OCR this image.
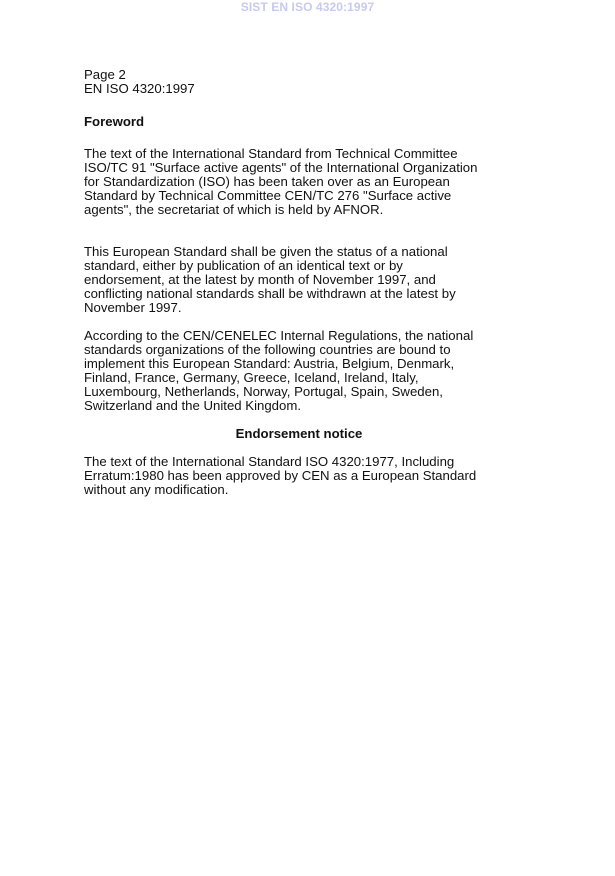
SIST EN ISO 4320:1997
Page 2
EN ISO 4320:1997
Foreword
The text of the International Standard from Technical Committee
ISO/TC 91 "Surface active agents" of the International Organization
for Standardization (ISO) has been taken over as an European
Standard by Technical Committee CEN/TC 276 "Surface active
agents", the secretariat of which is held by AFNOR.
This European Standard shall be given the status of a national
standard, either by publication of an identical text or by
endorsement, at the latest by month of November 1997, and
conflicting national standards shall be withdrawn at the latest by
November 1997.
According to the CEN/CENELEC Internal Regulations, the national
standards organizations of the following countries are bound to
implement this European Standard: Austria, Belgium, Denmark,
Finland, France, Germany, Greece, Iceland, Ireland, Italy,
Luxembourg, Netherlands, Norway, Portugal, Spain, Sweden,
Switzerland and the United Kingdom.
Endorsement notice
The text of the International Standard ISO 4320:1977, Including
Erratum:1980 has been approved by CEN as a European Standard
without any modification.
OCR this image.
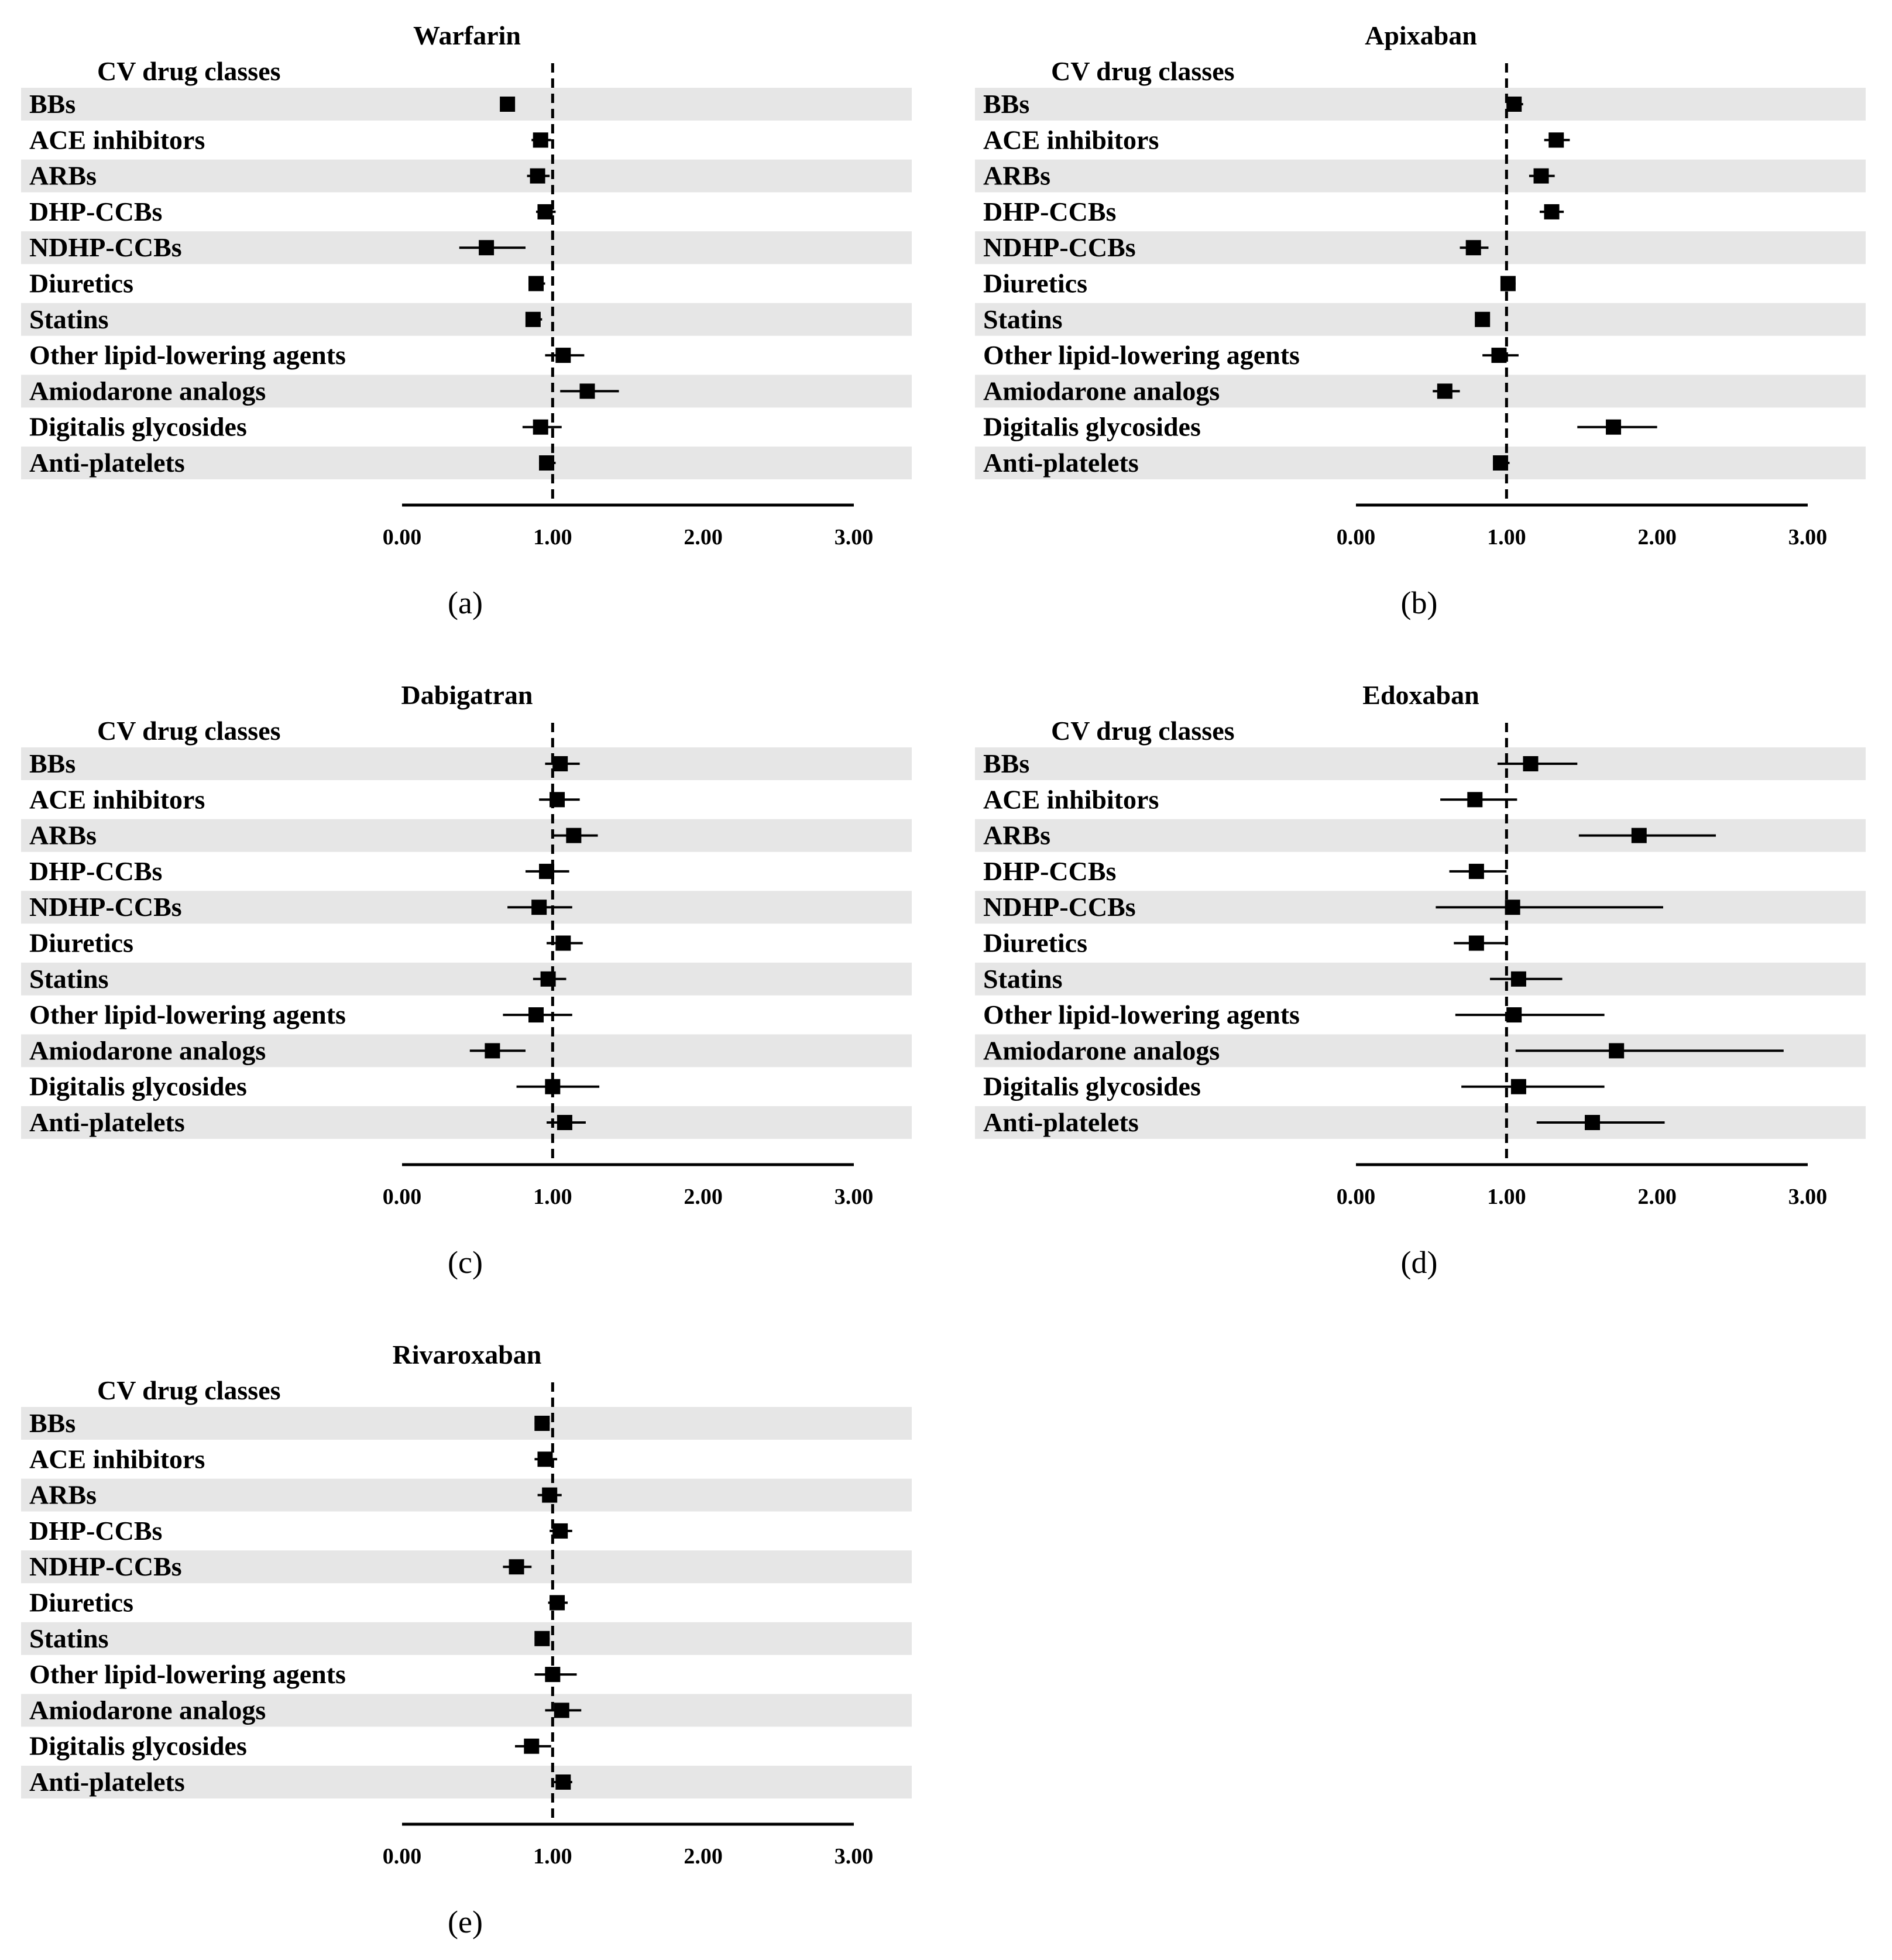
Warfarin
CV drug classes
BBs
ACE inhibitors
ARBs
DHP-CCBs
NDHP-CCBs
Diuretics
Statins
Other lipid-lowering agents
Amiodarone analogs
Digitalis glycosides
Anti-platelets
0.00	1.00	2.00	3.00
(a)
Apixaban
CV drug classes
BBs
ACE inhibitors
ARBs
DHP-CCBs
NDHP-CCBs
Diuretics
Statins
Other lipid-lowering agents
Amiodarone analogs
Digitalis glycosides
Anti-platelets
0.00	1.00	2.00	3.00
(b)
Dabigatran
CV drug classes
BBs
ACE inhibitors
ARBs
DHP-CCBs
NDHP-CCBs
Diuretics
Statins
Other lipid-lowering agents
Amiodarone analogs
Digitalis glycosides
Anti-platelets
0.00	1.00	2.00	3.00
(c)
Edoxaban
CV drug classes
BBs
ACE inhibitors
ARBs
DHP-CCBs
NDHP-CCBs
Diuretics
Statins
Other lipid-lowering agents
Amiodarone analogs
Digitalis glycosides
Anti-platelets
0.00	1.00	2.00	3.00
(d)
Rivaroxaban
CV drug classes
BBs
ACE inhibitors
ARBs
DHP-CCBs
NDHP-CCBs
Diuretics
Statins
Other lipid-lowering agents
Amiodarone analogs
Digitalis glycosides
Anti-platelets
0.00	1.00	2.00	3.00
(e)
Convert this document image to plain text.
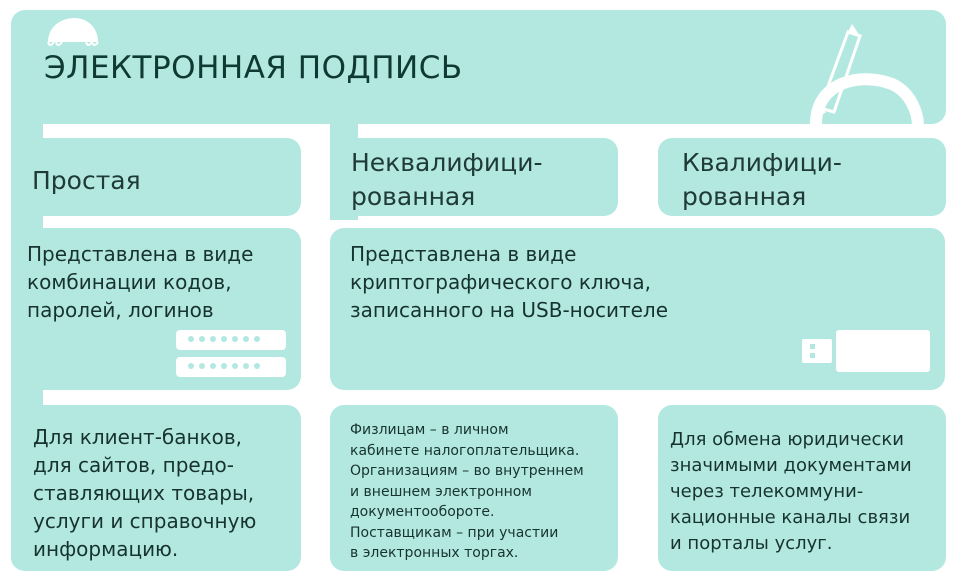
ЭЛЕКТРОННАЯ ПОДПИСЬ
Простая
Представлена в виде
комбинации кодов,
паролей, логинов
Для клиент-банков,
для сайтов, предо-
ставляющих товары,
услуги и справочную
информацию.
Неквалифици-
рованная
Представлена в виде
криптографического ключа,
записанного на USB-носителе
Физлицам – в личном
кабинете налогоплательщика.
Организациям – во внутреннем
и внешнем электронном
документообороте.
Поставщикам – при участии
в электронных торгах.
Квалифици-
рованная
Для обмена юридически
значимыми документами
через телекоммуни-
кационные каналы связи
и порталы услуг.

WHAT IS BEING ASKED
Omit all pictures while transcribing the entries verbatim.

OUTPUT OF THE EXERCISE
OCR this image.
SIST EN ISO 4320:1997
Page 2
EN ISO 4320:1997
Foreword
The text of the International Standard from Technical Committee
ISO/TC 91 "Surface active agents" of the International Organization
for Standardization (ISO) has been taken over as an European
Standard by Technical Committee CEN/TC 276 "Surface active
agents", the secretariat of which is held by AFNOR.
This European Standard shall be given the status of a national
standard, either by publication of an identical text or by
endorsement, at the latest by month of November 1997, and
conflicting national standards shall be withdrawn at the latest by
November 1997.
According to the CEN/CENELEC Internal Regulations, the national
standards organizations of the following countries are bound to
implement this European Standard: Austria, Belgium, Denmark,
Finland, France, Germany, Greece, Iceland, Ireland, Italy,
Luxembourg, Netherlands, Norway, Portugal, Spain, Sweden,
Switzerland and the United Kingdom.
Endorsement notice
The text of the International Standard ISO 4320:1977, Including
Erratum:1980 has been approved by CEN as a European Standard
without any modification.
OCR this image.
Warfarin
CV drug classes
BBs
ACE inhibitors
ARBs
DHP-CCBs
NDHP-CCBs
Diuretics
Statins
Other lipid-lowering agents
Amiodarone analogs
Digitalis glycosides
Anti-platelets
0.00	1.00	2.00	3.00
(a)
Apixaban
CV drug classes
BBs
ACE inhibitors
ARBs
DHP-CCBs
NDHP-CCBs
Diuretics
Statins
Other lipid-lowering agents
Amiodarone analogs
Digitalis glycosides
Anti-platelets
0.00	1.00	2.00	3.00
(b)
Dabigatran
CV drug classes
BBs
ACE inhibitors
ARBs
DHP-CCBs
NDHP-CCBs
Diuretics
Statins
Other lipid-lowering agents
Amiodarone analogs
Digitalis glycosides
Anti-platelets
0.00	1.00	2.00	3.00
(c)
Edoxaban
CV drug classes
BBs
ACE inhibitors
ARBs
DHP-CCBs
NDHP-CCBs
Diuretics
Statins
Other lipid-lowering agents
Amiodarone analogs
Digitalis glycosides
Anti-platelets
0.00	1.00	2.00	3.00
(d)
Rivaroxaban
CV drug classes
BBs
ACE inhibitors
ARBs
DHP-CCBs
NDHP-CCBs
Diuretics
Statins
Other lipid-lowering agents
Amiodarone analogs
Digitalis glycosides
Anti-platelets
0.00	1.00	2.00	3.00
(e)
Convert this document image to plain text.
ЭЛЕКТРОННАЯ ПОДПИСЬ
Простая
Представлена в виде
комбинации кодов,
паролей, логинов
Для клиент-банков,
для сайтов, предо-
ставляющих товары,
услуги и справочную
информацию.
Неквалифици-
рованная
Представлена в виде
криптографического ключа,
записанного на USB-носителе
Физлицам – в личном
кабинете налогоплательщика.
Организациям – во внутреннем
и внешнем электронном
документообороте.
Поставщикам – при участии
в электронных торгах.
Квалифици-
рованная
Для обмена юридически
значимыми документами
через телекоммуни-
кационные каналы связи
и порталы услуг.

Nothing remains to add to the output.